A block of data
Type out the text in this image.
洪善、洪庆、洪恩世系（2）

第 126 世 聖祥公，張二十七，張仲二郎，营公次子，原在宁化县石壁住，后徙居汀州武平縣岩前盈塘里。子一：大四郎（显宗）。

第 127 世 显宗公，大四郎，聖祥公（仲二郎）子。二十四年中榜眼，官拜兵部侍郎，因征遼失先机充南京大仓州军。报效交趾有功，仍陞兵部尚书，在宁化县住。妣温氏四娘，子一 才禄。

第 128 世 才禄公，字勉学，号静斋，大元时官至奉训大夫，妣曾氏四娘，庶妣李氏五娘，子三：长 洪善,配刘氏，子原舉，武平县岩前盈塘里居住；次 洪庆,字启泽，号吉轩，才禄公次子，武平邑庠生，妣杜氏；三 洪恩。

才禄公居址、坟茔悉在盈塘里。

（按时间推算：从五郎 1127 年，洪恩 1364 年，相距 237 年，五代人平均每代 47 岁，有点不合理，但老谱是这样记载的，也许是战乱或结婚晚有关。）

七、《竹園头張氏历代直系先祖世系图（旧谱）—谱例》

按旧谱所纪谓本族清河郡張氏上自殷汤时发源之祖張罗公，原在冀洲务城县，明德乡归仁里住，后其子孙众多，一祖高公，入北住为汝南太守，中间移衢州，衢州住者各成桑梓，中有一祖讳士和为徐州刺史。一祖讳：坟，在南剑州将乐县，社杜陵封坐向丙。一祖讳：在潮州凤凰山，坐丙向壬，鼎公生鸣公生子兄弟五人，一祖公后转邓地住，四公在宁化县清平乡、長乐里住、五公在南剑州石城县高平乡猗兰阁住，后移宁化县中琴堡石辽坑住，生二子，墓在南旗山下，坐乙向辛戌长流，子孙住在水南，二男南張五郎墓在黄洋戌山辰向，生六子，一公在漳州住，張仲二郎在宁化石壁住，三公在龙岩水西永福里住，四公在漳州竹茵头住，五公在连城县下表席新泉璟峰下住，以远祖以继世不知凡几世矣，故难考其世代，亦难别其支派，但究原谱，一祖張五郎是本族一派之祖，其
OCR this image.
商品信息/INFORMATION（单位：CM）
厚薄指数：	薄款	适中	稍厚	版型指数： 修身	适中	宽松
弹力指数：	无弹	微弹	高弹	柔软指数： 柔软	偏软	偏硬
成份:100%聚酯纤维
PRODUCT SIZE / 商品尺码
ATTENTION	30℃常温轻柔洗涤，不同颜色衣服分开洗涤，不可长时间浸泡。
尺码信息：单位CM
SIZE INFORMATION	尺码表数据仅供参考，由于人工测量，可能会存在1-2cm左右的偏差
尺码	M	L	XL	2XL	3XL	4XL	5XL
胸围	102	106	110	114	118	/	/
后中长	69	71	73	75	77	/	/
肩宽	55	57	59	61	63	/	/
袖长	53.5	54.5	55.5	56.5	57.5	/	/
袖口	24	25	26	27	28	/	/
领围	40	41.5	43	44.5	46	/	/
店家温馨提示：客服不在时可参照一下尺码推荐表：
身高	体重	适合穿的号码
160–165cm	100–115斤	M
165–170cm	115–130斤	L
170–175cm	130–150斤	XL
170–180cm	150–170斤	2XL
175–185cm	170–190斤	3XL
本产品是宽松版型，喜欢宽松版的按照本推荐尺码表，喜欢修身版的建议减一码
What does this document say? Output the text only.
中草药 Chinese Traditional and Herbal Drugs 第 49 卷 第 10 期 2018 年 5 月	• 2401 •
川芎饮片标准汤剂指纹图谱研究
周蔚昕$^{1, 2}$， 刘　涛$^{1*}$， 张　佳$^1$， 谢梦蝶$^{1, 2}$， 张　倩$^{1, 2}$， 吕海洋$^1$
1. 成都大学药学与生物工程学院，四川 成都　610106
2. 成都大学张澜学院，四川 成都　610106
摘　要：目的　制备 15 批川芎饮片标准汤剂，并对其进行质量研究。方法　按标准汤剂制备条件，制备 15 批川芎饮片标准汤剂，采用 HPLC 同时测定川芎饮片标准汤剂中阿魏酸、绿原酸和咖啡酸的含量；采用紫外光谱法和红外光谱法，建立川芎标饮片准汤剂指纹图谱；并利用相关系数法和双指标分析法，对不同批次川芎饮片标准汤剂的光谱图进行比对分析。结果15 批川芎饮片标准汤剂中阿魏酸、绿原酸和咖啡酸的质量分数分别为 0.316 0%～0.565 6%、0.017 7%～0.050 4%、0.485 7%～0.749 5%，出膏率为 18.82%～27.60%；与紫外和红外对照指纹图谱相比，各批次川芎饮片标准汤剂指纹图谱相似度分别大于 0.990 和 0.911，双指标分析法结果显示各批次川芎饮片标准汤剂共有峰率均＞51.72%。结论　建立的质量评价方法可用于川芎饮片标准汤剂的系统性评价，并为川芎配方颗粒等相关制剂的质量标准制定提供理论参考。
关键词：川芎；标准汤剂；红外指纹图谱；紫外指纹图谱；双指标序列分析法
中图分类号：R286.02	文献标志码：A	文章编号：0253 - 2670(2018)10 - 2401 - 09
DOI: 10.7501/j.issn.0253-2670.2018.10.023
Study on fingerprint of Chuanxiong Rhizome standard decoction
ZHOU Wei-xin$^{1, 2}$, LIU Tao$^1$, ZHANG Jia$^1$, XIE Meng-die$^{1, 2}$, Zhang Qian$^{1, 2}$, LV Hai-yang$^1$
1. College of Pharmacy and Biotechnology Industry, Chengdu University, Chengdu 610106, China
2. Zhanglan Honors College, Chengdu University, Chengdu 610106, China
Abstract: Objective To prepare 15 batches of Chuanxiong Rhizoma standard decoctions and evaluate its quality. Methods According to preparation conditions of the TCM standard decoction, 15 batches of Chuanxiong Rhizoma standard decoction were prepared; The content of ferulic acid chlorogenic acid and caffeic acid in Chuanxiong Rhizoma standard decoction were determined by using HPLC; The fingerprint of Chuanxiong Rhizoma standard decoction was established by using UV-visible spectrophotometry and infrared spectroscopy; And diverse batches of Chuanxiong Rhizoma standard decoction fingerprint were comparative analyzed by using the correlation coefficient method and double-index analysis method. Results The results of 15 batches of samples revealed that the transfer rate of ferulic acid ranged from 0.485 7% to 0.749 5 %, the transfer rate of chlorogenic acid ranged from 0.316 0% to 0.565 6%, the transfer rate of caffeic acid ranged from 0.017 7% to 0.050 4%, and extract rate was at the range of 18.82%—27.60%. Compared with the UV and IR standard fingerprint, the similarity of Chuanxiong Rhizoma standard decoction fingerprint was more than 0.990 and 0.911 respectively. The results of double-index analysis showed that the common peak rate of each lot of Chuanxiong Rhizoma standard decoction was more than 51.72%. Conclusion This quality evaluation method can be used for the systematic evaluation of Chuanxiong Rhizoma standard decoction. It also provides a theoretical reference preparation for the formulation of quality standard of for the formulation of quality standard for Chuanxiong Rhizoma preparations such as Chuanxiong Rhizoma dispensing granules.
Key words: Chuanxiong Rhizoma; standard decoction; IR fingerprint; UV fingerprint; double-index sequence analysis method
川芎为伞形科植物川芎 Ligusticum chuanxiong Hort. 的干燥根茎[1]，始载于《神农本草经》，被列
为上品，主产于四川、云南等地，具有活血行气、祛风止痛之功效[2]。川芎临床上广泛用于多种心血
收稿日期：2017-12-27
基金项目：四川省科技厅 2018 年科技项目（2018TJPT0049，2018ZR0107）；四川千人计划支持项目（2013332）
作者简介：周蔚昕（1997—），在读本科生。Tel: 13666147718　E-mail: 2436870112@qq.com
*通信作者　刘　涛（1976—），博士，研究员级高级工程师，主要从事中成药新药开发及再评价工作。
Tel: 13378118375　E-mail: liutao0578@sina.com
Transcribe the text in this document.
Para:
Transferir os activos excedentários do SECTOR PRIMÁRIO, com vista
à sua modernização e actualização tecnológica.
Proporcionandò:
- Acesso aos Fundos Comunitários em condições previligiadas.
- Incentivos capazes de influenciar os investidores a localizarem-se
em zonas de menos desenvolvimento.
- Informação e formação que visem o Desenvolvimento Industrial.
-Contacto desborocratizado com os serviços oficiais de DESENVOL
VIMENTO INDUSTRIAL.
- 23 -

Task description - Figure out how many lines of the data above include "HPLC", then give the number and nothing more.

Reply - 2